* _Task_:
Filter the data for "negativos" and copy matching lines.

* _Exercise inputs_:
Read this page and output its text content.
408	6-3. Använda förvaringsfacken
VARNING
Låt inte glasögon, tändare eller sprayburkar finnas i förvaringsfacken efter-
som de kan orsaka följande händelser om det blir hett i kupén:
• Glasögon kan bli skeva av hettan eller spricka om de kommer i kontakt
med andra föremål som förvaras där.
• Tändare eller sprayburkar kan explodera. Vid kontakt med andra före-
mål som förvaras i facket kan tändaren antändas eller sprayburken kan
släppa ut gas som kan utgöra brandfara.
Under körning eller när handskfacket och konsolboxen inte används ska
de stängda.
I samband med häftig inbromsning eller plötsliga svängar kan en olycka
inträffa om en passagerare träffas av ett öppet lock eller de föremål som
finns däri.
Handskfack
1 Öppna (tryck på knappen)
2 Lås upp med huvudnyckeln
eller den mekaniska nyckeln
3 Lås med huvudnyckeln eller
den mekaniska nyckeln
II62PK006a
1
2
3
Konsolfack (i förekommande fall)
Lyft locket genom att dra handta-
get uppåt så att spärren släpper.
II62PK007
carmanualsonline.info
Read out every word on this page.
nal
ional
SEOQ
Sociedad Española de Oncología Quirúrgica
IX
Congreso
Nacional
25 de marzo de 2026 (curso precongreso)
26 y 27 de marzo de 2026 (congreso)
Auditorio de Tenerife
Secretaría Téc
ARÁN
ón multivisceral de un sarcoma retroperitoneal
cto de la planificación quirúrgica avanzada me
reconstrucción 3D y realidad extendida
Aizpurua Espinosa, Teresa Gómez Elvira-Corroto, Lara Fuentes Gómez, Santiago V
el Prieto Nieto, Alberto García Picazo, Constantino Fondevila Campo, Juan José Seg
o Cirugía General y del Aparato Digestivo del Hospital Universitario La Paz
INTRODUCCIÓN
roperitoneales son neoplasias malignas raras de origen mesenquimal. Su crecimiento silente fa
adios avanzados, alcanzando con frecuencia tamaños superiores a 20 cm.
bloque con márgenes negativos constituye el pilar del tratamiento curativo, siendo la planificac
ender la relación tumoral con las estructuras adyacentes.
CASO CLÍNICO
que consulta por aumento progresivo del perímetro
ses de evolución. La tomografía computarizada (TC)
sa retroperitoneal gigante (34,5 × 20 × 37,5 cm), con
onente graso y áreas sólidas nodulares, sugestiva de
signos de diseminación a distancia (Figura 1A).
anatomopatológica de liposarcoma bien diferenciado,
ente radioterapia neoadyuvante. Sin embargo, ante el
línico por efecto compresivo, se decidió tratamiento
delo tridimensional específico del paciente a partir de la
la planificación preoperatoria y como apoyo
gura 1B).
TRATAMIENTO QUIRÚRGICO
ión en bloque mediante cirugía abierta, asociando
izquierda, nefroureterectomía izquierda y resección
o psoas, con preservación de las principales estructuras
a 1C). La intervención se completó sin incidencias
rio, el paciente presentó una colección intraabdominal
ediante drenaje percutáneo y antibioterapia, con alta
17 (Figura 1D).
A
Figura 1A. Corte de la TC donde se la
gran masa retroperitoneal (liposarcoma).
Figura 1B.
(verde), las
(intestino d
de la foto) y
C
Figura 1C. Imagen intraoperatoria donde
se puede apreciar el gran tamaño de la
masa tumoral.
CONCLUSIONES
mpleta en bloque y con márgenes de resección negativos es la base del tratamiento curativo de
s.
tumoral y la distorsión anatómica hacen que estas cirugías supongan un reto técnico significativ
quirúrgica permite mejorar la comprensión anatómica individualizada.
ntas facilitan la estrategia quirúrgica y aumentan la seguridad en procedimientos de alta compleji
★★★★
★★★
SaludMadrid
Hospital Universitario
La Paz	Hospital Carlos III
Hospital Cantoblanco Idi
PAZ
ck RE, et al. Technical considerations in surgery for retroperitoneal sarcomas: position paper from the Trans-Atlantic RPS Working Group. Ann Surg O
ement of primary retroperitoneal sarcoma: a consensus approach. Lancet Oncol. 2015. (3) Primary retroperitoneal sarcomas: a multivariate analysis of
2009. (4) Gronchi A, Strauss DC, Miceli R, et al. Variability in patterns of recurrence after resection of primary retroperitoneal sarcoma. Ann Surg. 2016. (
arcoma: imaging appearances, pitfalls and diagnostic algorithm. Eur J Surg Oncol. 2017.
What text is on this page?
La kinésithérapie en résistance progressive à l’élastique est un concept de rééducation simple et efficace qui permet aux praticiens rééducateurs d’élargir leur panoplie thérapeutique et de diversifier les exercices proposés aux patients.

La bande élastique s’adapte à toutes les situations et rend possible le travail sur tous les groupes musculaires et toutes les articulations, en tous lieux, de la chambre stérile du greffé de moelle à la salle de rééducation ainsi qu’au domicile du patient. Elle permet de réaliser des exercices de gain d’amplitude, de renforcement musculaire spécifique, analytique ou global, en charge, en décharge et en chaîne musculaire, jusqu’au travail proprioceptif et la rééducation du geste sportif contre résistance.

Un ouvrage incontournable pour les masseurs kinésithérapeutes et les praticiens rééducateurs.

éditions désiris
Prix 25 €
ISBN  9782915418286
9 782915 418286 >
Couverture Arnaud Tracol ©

* _Answer below_:
bloque con márgenes negativos constituye el pilar del tratamiento curativo, siendo la planificac
mpleta en bloque y con márgenes de resección negativos es la base del tratamiento curativo de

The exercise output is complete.